=== Records for the task ===

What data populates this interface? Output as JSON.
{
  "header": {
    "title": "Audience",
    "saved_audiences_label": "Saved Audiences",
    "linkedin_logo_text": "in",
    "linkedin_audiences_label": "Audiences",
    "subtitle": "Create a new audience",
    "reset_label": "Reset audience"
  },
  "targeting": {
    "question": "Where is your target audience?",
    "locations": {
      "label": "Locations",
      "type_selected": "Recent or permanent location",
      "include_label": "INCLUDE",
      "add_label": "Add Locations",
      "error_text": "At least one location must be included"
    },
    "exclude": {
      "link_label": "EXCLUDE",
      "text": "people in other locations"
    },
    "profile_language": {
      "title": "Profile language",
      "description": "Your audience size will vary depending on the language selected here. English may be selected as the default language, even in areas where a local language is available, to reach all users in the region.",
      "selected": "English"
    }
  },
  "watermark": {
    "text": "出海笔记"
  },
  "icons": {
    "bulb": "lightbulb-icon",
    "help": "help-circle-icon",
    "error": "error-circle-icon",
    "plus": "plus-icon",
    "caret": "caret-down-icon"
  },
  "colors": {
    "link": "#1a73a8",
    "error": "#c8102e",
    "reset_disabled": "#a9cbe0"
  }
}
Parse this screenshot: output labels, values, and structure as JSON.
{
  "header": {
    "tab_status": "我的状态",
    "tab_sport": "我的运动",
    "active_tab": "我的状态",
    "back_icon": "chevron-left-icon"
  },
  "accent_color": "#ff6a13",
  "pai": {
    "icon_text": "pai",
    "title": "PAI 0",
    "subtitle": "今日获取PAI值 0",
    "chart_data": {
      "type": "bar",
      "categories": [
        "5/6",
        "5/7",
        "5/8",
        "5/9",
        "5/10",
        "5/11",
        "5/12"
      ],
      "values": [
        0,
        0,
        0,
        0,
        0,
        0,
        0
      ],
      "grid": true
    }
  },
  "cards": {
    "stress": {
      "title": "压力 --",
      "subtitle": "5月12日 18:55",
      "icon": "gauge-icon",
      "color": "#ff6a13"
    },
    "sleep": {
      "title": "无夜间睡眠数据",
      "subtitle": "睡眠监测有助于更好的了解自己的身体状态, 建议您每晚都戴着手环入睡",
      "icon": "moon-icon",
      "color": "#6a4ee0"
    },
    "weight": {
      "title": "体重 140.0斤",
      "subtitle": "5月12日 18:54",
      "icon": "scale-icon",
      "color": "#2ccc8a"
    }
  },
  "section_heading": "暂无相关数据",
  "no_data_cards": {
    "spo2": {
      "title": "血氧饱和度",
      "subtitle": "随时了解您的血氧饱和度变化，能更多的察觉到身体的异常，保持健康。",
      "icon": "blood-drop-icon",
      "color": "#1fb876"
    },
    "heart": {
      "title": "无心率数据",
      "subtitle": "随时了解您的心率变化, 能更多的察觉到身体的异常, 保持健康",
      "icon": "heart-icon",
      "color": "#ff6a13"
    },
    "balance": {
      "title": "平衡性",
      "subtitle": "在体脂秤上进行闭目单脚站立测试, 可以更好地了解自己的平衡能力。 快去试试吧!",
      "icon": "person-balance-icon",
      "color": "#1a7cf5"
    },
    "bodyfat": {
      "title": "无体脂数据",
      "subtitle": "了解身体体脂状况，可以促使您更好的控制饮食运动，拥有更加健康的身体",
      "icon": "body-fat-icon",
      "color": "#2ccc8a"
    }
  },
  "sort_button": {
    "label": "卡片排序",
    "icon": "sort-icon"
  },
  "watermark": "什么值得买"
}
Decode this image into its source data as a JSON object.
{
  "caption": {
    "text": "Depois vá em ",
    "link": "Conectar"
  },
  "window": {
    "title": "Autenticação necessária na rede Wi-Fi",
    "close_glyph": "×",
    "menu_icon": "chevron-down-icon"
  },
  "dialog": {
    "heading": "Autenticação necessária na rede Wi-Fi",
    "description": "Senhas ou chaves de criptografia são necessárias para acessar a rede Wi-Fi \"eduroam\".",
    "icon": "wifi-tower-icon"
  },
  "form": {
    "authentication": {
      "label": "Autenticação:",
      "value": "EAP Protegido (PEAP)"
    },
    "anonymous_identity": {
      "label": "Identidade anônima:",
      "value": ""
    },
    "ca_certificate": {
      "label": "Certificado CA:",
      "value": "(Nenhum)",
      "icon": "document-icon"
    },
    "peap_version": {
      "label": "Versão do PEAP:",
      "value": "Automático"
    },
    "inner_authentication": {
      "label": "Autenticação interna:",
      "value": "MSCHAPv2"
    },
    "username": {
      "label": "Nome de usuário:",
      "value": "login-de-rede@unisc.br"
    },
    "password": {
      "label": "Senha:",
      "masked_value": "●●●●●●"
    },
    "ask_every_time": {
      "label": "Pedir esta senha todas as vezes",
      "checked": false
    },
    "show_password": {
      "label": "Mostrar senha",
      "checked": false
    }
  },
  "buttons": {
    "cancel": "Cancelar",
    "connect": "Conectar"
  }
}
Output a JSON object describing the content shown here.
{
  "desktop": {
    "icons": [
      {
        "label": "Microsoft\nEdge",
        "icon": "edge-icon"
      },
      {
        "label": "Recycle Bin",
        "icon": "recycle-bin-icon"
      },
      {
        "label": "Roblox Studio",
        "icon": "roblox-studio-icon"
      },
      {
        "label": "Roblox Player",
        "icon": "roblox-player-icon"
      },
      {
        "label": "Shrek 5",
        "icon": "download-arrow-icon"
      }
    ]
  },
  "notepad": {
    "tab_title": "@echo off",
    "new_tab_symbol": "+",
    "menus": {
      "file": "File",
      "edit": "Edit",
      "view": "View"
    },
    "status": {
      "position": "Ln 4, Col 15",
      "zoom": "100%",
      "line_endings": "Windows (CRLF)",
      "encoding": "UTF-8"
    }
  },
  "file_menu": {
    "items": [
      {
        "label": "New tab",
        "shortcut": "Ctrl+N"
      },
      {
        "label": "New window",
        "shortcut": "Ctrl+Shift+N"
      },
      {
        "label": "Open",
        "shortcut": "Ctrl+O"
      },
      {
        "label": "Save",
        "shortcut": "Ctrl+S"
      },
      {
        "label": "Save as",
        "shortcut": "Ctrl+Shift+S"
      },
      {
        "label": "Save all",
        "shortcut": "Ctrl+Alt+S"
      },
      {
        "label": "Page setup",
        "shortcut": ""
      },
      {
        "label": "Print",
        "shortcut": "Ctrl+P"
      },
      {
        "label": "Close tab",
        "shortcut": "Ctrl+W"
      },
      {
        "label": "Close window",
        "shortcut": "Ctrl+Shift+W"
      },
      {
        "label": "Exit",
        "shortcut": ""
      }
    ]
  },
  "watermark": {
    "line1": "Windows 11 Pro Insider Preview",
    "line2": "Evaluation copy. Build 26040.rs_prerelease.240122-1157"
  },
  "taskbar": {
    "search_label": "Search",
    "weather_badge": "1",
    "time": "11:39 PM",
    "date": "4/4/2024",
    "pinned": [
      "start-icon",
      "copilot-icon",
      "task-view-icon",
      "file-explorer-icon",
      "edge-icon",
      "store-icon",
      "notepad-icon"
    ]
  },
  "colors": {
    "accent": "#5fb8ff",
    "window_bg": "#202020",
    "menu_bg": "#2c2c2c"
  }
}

===

# Short task
Repeat the material above in full, quoting it exactly.

# Worked answer
What data populates this interface? Output as JSON.
{
  "header": {
    "title": "Audience",
    "saved_audiences_label": "Saved Audiences",
    "linkedin_logo_text": "in",
    "linkedin_audiences_label": "Audiences",
    "subtitle": "Create a new audience",
    "reset_label": "Reset audience"
  },
  "targeting": {
    "question": "Where is your target audience?",
    "locations": {
      "label": "Locations",
      "type_selected": "Recent or permanent location",
      "include_label": "INCLUDE",
      "add_label": "Add Locations",
      "error_text": "At least one location must be included"
    },
    "exclude": {
      "link_label": "EXCLUDE",
      "text": "people in other locations"
    },
    "profile_language": {
      "title": "Profile language",
      "description": "Your audience size will vary depending on the language selected here. English may be selected as the default language, even in areas where a local language is available, to reach all users in the region.",
      "selected": "English"
    }
  },
  "watermark": {
    "text": "出海笔记"
  },
  "icons": {
    "bulb": "lightbulb-icon",
    "help": "help-circle-icon",
    "error": "error-circle-icon",
    "plus": "plus-icon",
    "caret": "caret-down-icon"
  },
  "colors": {
    "link": "#1a73a8",
    "error": "#c8102e",
    "reset_disabled": "#a9cbe0"
  }
}
Parse this screenshot: output labels, values, and structure as JSON.
{
  "header": {
    "tab_status": "我的状态",
    "tab_sport": "我的运动",
    "active_tab": "我的状态",
    "back_icon": "chevron-left-icon"
  },
  "accent_color": "#ff6a13",
  "pai": {
    "icon_text": "pai",
    "title": "PAI 0",
    "subtitle": "今日获取PAI值 0",
    "chart_data": {
      "type": "bar",
      "categories": [
        "5/6",
        "5/7",
        "5/8",
        "5/9",
        "5/10",
        "5/11",
        "5/12"
      ],
      "values": [
        0,
        0,
        0,
        0,
        0,
        0,
        0
      ],
      "grid": true
    }
  },
  "cards": {
    "stress": {
      "title": "压力 --",
      "subtitle": "5月12日 18:55",
      "icon": "gauge-icon",
      "color": "#ff6a13"
    },
    "sleep": {
      "title": "无夜间睡眠数据",
      "subtitle": "睡眠监测有助于更好的了解自己的身体状态, 建议您每晚都戴着手环入睡",
      "icon": "moon-icon",
      "color": "#6a4ee0"
    },
    "weight": {
      "title": "体重 140.0斤",
      "subtitle": "5月12日 18:54",
      "icon": "scale-icon",
      "color": "#2ccc8a"
    }
  },
  "section_heading": "暂无相关数据",
  "no_data_cards": {
    "spo2": {
      "title": "血氧饱和度",
      "subtitle": "随时了解您的血氧饱和度变化，能更多的察觉到身体的异常，保持健康。",
      "icon": "blood-drop-icon",
      "color": "#1fb876"
    },
    "heart": {
      "title": "无心率数据",
      "subtitle": "随时了解您的心率变化, 能更多的察觉到身体的异常, 保持健康",
      "icon": "heart-icon",
      "color": "#ff6a13"
    },
    "balance": {
      "title": "平衡性",
      "subtitle": "在体脂秤上进行闭目单脚站立测试, 可以更好地了解自己的平衡能力。 快去试试吧!",
      "icon": "person-balance-icon",
      "color": "#1a7cf5"
    },
    "bodyfat": {
      "title": "无体脂数据",
      "subtitle": "了解身体体脂状况，可以促使您更好的控制饮食运动，拥有更加健康的身体",
      "icon": "body-fat-icon",
      "color": "#2ccc8a"
    }
  },
  "sort_button": {
    "label": "卡片排序",
    "icon": "sort-icon"
  },
  "watermark": "什么值得买"
}
Decode this image into its source data as a JSON object.
{
  "caption": {
    "text": "Depois vá em ",
    "link": "Conectar"
  },
  "window": {
    "title": "Autenticação necessária na rede Wi-Fi",
    "close_glyph": "×",
    "menu_icon": "chevron-down-icon"
  },
  "dialog": {
    "heading": "Autenticação necessária na rede Wi-Fi",
    "description": "Senhas ou chaves de criptografia são necessárias para acessar a rede Wi-Fi \"eduroam\".",
    "icon": "wifi-tower-icon"
  },
  "form": {
    "authentication": {
      "label": "Autenticação:",
      "value": "EAP Protegido (PEAP)"
    },
    "anonymous_identity": {
      "label": "Identidade anônima:",
      "value": ""
    },
    "ca_certificate": {
      "label": "Certificado CA:",
      "value": "(Nenhum)",
      "icon": "document-icon"
    },
    "peap_version": {
      "label": "Versão do PEAP:",
      "value": "Automático"
    },
    "inner_authentication": {
      "label": "Autenticação interna:",
      "value": "MSCHAPv2"
    },
    "username": {
      "label": "Nome de usuário:",
      "value": "login-de-rede@unisc.br"
    },
    "password": {
      "label": "Senha:",
      "masked_value": "●●●●●●"
    },
    "ask_every_time": {
      "label": "Pedir esta senha todas as vezes",
      "checked": false
    },
    "show_password": {
      "label": "Mostrar senha",
      "checked": false
    }
  },
  "buttons": {
    "cancel": "Cancelar",
    "connect": "Conectar"
  }
}
Output a JSON object describing the content shown here.
{
  "desktop": {
    "icons": [
      {
        "label": "Microsoft\nEdge",
        "icon": "edge-icon"
      },
      {
        "label": "Recycle Bin",
        "icon": "recycle-bin-icon"
      },
      {
        "label": "Roblox Studio",
        "icon": "roblox-studio-icon"
      },
      {
        "label": "Roblox Player",
        "icon": "roblox-player-icon"
      },
      {
        "label": "Shrek 5",
        "icon": "download-arrow-icon"
      }
    ]
  },
  "notepad": {
    "tab_title": "@echo off",
    "new_tab_symbol": "+",
    "menus": {
      "file": "File",
      "edit": "Edit",
      "view": "View"
    },
    "status": {
      "position": "Ln 4, Col 15",
      "zoom": "100%",
      "line_endings": "Windows (CRLF)",
      "encoding": "UTF-8"
    }
  },
  "file_menu": {
    "items": [
      {
        "label": "New tab",
        "shortcut": "Ctrl+N"
      },
      {
        "label": "New window",
        "shortcut": "Ctrl+Shift+N"
      },
      {
        "label": "Open",
        "shortcut": "Ctrl+O"
      },
      {
        "label": "Save",
        "shortcut": "Ctrl+S"
      },
      {
        "label": "Save as",
        "shortcut": "Ctrl+Shift+S"
      },
      {
        "label": "Save all",
        "shortcut": "Ctrl+Alt+S"
      },
      {
        "label": "Page setup",
        "shortcut": ""
      },
      {
        "label": "Print",
        "shortcut": "Ctrl+P"
      },
      {
        "label": "Close tab",
        "shortcut": "Ctrl+W"
      },
      {
        "label": "Close window",
        "shortcut": "Ctrl+Shift+W"
      },
      {
        "label": "Exit",
        "shortcut": ""
      }
    ]
  },
  "watermark": {
    "line1": "Windows 11 Pro Insider Preview",
    "line2": "Evaluation copy. Build 26040.rs_prerelease.240122-1157"
  },
  "taskbar": {
    "search_label": "Search",
    "weather_badge": "1",
    "time": "11:39 PM",
    "date": "4/4/2024",
    "pinned": [
      "start-icon",
      "copilot-icon",
      "task-view-icon",
      "file-explorer-icon",
      "edge-icon",
      "store-icon",
      "notepad-icon"
    ]
  },
  "colors": {
    "accent": "#5fb8ff",
    "window_bg": "#202020",
    "menu_bg": "#2c2c2c"
  }
}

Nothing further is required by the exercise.